** 요구 사항 **
RetinaNet 관련 본문 중 "[X:AI] RetinaNet; Focal"에서 시작해 "R-CNN and RetinaNet."로 끝나는 부분을 옮겨 쓰면서 "RetinaNet"를 "FocalNet"로 대체하십시오.

** 본문 발췌 **
━━━━━━━━━━━━━━━━━━━━

[X:AI] RetinaNet; Focal Loss for Dense Object Detection

Focal Loss for Dense Object Detection

paper| https://arxiv.org/abs/1708.02002

source code| GitHub - facebookresearch/Detectron: FAIR's research platform for object detection research, implementing popular algorithms like Mask R-CNN and RetinaNet.

Object detection model: 이미지 내 object의 영역을 추정하고 IoU threshold에 따라 positive/negaive sample로 구분한 후, 이를 활용하여 학습 진행

But 일반적으로 이미지 내 object 수가 적기 때문에 positive sample(object 영역)은 negative sample(배경 영역)에 비해 매우 적음 ⇒ positive/negative sample 사이에 큰 차이가 생겨 class imblance 문제 발생

Abstract

현재까지 가장 높은 accuracy의 object detector는 R-CNN에 의해 대중화된 two-stage 접근법을 기반으로 함. 여기서 classifier는 candidate object 위치의 sparse한 set에 적용됨

대조적으로, 좀 더 regular하고, 가능한 object location의 dense한 sampling이 적용되는 one-stage detector는 더 빠르고, 간단할 가능성이 있지만, 지금까지 two-stage의 accuracy를 추척해왔음.

━━━━━━━━━━━━━━━━━━━━

** 제공 데이터 **
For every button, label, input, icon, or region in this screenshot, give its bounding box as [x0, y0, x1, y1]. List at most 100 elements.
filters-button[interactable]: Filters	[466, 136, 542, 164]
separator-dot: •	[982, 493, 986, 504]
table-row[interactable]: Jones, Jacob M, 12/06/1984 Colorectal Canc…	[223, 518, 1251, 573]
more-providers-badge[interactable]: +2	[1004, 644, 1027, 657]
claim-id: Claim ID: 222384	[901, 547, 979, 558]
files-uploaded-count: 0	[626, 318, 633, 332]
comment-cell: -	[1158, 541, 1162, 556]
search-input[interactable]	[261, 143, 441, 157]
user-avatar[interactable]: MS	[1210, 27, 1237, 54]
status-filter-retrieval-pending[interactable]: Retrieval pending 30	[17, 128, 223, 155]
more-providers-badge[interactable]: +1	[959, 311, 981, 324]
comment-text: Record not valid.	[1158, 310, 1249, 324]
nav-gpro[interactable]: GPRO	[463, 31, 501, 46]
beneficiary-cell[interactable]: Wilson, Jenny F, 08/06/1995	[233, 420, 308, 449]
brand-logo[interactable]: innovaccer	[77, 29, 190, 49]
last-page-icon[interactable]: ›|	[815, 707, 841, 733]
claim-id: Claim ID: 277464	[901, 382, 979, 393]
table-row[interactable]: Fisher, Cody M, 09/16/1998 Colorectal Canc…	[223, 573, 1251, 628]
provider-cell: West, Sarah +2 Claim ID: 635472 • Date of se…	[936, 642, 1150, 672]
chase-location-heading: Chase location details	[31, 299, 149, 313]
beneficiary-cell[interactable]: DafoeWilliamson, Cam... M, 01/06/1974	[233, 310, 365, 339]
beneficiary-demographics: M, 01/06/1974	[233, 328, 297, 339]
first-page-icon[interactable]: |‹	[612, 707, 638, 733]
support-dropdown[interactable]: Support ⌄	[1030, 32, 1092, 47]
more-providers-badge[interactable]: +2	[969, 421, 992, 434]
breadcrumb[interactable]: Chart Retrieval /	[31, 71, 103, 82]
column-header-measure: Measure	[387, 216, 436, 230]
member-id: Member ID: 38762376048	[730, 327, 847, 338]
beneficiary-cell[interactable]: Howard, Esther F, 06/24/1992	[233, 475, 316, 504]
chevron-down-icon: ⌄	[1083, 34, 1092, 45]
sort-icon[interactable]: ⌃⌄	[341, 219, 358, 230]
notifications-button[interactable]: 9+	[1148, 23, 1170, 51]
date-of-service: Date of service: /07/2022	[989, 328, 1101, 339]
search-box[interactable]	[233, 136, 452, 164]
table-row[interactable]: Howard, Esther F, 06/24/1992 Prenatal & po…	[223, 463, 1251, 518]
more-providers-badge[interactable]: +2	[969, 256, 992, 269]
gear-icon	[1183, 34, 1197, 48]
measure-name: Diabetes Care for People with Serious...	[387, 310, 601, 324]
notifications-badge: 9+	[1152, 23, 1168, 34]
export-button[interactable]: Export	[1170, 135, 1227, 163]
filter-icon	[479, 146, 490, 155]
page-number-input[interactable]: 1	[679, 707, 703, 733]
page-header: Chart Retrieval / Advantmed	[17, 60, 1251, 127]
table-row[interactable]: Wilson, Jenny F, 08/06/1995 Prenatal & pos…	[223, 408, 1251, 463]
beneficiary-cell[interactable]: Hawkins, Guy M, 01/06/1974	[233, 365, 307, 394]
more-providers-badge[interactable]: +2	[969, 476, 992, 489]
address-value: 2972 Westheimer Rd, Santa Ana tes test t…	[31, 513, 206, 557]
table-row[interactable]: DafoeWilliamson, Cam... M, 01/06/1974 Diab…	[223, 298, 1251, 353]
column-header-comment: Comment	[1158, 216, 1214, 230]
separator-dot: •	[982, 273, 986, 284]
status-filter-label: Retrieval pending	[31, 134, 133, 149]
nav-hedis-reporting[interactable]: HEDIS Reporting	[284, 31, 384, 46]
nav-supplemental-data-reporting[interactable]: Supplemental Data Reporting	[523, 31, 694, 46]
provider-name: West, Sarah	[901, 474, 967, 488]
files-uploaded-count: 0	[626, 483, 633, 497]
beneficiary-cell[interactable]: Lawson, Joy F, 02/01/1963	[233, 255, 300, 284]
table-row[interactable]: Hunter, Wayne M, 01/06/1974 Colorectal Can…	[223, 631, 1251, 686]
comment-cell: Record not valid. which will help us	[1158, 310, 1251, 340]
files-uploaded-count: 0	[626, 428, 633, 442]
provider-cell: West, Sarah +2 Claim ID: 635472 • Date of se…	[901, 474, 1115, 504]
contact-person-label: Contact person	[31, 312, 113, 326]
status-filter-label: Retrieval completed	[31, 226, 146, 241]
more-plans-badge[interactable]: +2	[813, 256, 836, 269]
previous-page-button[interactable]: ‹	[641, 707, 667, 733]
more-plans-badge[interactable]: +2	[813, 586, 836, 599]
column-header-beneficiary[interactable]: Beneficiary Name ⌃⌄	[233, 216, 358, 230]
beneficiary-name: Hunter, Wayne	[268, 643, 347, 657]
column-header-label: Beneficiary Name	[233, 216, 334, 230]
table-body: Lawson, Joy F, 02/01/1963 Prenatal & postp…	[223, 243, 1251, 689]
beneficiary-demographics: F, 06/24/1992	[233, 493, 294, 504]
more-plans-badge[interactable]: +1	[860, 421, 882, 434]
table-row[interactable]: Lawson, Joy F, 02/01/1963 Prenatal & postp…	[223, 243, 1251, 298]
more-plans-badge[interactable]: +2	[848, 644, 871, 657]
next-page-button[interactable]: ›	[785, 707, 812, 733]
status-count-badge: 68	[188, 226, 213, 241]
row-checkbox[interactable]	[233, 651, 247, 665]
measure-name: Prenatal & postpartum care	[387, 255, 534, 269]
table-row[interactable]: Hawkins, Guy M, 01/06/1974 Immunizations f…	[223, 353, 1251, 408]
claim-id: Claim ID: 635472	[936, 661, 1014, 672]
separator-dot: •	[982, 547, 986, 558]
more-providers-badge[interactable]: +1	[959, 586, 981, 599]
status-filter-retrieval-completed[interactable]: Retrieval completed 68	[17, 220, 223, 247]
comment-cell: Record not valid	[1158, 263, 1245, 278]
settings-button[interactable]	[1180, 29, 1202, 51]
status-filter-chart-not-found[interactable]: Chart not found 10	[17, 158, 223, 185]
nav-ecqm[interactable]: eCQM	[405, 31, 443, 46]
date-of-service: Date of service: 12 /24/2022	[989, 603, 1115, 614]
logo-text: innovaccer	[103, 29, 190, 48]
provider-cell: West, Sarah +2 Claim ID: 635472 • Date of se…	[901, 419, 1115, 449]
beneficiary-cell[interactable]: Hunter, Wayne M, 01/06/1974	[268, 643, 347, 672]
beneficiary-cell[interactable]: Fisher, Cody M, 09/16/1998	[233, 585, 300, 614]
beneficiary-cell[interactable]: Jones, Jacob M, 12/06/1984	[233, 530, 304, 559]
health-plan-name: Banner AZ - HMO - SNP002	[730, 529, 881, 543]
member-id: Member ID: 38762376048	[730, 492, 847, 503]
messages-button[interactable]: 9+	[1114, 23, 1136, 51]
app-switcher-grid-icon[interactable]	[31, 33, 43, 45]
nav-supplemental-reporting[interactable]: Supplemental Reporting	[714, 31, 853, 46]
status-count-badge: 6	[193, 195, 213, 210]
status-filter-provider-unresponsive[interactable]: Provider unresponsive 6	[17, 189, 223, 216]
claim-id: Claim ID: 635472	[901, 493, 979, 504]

━━━━━━━━━━━━━━━━━━━━

** 모범 풀이 **
[X:AI] FocalNet; Focal Loss for Dense Object Detection

Focal Loss for Dense Object Detection

paper| https://arxiv.org/abs/1708.02002

source code| GitHub - facebookresearch/Detectron: FAIR's research platform for object detection research, implementing popular algorithms like Mask R-CNN and FocalNet.